取り組む課題:
A) 鯛曳き御台人形の解説で、人形のさまが力強いとされる根拠を1〜3文で説明すること。
B) 鯛曳き御台人形の解説の「2012年2月 鯛曳き御台人形」から「形はその半分の大きさである。」までを、両端を含めてそのまま書き写してください。

課題文:
==============================

2012年2月 鯛曳き御台人形

鯛曳き御台人形

たいひきおだいにんぎょう
明治45年(1912)/朝香宮鳩彦王第一王女 紀久子所用

 明治45年(1912)、朝香宮鳩彦王の第一王女紀久子様の初節句の折に、毛利安子(旧周防山口藩主・公爵毛利元徳夫人)より献上された大小1組の御台人形のうちの1つ。昭和6年に鍋島家へ降嫁された紀久子様が婚礼調度として持参された。
幅30㎝の桐製の台に取り付けられた身の丈15㎝の御所人形が鯛車を引く様子。人形は立枝菊を刺繍した赤縮緬地の腹掛けと羽織を身に着けており、口をへの字に結び仁王立ちするさまは力強い。外箱蓋裏には「漆器道具小間物類諸品調達 近江屋 中西喜助」の商標がある。
皇族の子女が初参内や初節句、初誕生日などの慶事の折々に天皇・皇后両陛下より賜る御台人形の木製台は通常幅2尺(約60㎝)ほどで、人形の身の丈は1尺(約30㎝)ほどであるが、公爵家より献上されたこの御台人形はその半分の大きさである。

==============================

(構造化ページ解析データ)
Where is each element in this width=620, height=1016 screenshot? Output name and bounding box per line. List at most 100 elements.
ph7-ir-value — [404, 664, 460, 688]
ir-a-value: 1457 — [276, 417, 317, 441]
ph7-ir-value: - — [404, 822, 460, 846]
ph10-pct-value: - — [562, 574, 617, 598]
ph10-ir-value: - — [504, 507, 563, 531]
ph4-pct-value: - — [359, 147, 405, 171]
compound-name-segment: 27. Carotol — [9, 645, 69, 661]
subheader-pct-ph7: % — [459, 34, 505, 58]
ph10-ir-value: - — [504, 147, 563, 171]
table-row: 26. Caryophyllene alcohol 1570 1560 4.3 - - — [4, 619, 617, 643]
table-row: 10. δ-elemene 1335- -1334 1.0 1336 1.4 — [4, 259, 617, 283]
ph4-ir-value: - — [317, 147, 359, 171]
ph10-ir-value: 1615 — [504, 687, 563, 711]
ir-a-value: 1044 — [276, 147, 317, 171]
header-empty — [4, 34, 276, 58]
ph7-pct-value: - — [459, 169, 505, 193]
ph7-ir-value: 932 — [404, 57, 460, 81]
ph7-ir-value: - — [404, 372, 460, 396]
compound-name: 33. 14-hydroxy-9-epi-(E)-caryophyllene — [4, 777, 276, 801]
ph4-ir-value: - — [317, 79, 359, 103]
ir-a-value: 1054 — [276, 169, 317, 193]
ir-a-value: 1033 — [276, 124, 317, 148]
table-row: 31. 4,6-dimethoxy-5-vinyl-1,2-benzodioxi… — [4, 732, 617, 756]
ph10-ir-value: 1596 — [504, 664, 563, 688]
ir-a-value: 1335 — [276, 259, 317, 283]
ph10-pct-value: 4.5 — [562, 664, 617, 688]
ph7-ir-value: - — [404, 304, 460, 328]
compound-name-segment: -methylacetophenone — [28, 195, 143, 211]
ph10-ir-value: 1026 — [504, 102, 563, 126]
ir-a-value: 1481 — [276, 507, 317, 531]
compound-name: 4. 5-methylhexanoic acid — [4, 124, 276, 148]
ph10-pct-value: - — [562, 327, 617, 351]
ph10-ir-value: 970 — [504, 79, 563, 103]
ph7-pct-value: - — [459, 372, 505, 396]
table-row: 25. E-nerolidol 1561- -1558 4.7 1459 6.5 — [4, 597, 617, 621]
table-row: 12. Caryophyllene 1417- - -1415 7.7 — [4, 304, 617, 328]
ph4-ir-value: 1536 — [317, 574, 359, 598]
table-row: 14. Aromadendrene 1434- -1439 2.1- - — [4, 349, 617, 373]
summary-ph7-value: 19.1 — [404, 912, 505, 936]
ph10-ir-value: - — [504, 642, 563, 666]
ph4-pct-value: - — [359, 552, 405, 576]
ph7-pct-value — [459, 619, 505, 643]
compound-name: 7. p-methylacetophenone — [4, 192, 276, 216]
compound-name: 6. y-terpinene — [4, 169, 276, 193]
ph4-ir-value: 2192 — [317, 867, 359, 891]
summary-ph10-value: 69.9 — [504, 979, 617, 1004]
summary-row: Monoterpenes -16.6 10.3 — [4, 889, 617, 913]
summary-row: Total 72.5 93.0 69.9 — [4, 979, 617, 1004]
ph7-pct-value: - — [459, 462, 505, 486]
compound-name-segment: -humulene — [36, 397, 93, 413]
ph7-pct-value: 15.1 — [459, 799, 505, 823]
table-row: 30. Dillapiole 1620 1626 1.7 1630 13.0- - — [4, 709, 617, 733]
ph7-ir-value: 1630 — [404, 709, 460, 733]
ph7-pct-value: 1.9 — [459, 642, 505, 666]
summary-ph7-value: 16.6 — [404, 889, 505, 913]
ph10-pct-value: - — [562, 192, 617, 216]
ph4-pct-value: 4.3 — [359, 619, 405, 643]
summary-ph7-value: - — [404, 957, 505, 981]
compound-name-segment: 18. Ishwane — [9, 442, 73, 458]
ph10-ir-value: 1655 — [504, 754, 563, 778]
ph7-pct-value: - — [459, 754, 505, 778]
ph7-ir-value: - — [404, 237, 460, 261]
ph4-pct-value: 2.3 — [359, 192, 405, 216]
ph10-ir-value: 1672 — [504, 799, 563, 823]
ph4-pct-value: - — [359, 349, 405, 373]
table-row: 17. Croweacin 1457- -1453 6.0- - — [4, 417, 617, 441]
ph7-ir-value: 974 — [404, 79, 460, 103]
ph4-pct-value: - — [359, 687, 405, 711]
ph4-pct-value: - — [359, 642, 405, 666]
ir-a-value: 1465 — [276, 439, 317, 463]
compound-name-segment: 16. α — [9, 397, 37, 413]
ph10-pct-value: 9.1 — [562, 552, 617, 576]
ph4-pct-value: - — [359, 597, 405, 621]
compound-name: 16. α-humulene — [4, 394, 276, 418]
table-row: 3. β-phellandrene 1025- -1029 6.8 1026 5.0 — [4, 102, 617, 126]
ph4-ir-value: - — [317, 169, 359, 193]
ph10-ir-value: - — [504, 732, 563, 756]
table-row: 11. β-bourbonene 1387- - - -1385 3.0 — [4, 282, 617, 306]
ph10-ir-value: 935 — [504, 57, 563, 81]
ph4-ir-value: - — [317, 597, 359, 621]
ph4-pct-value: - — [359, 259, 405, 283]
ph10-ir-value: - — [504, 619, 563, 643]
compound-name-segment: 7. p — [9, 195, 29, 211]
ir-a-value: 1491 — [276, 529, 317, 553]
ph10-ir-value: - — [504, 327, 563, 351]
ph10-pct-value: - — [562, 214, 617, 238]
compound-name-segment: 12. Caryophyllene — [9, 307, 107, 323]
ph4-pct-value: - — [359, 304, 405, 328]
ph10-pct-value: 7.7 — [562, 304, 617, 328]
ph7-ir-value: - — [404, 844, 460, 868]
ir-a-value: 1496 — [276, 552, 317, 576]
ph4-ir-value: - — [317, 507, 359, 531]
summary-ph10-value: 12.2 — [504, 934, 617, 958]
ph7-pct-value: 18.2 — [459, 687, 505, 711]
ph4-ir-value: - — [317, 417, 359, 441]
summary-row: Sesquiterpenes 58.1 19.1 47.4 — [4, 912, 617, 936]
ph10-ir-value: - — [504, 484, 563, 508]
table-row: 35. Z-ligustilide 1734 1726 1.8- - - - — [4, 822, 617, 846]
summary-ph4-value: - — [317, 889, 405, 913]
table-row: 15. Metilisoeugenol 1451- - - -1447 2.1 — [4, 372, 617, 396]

==============================

課題の解答:
A) 人形が口をへの字に結び、仁王立ちしているためである。

B)
2012年2月 鯛曳き御台人形

鯛曳き御台人形

たいひきおだいにんぎょう
明治45年(1912)/朝香宮鳩彦王第一王女 紀久子所用

 明治45年(1912)、朝香宮鳩彦王の第一王女紀久子様の初節句の折に、毛利安子(旧周防山口藩主・公爵毛利元徳夫人)より献上された大小1組の御台人形のうちの1つ。昭和6年に鍋島家へ降嫁された紀久子様が婚礼調度として持参された。
幅30㎝の桐製の台に取り付けられた身の丈15㎝の御所人形が鯛車を引く様子。人形は立枝菊を刺繍した赤縮緬地の腹掛けと羽織を身に着けており、口をへの字に結び仁王立ちするさまは力強い。外箱蓋裏には「漆器道具小間物類諸品調達 近江屋 中西喜助」の商標がある。
皇族の子女が初参内や初節句、初誕生日などの慶事の折々に天皇・皇后両陛下より賜る御台人形の木製台は通常幅2尺(約60㎝)ほどで、人形の身の丈は1尺(約30㎝)ほどであるが、公爵家より献上されたこの御台人形はその半分の大きさである。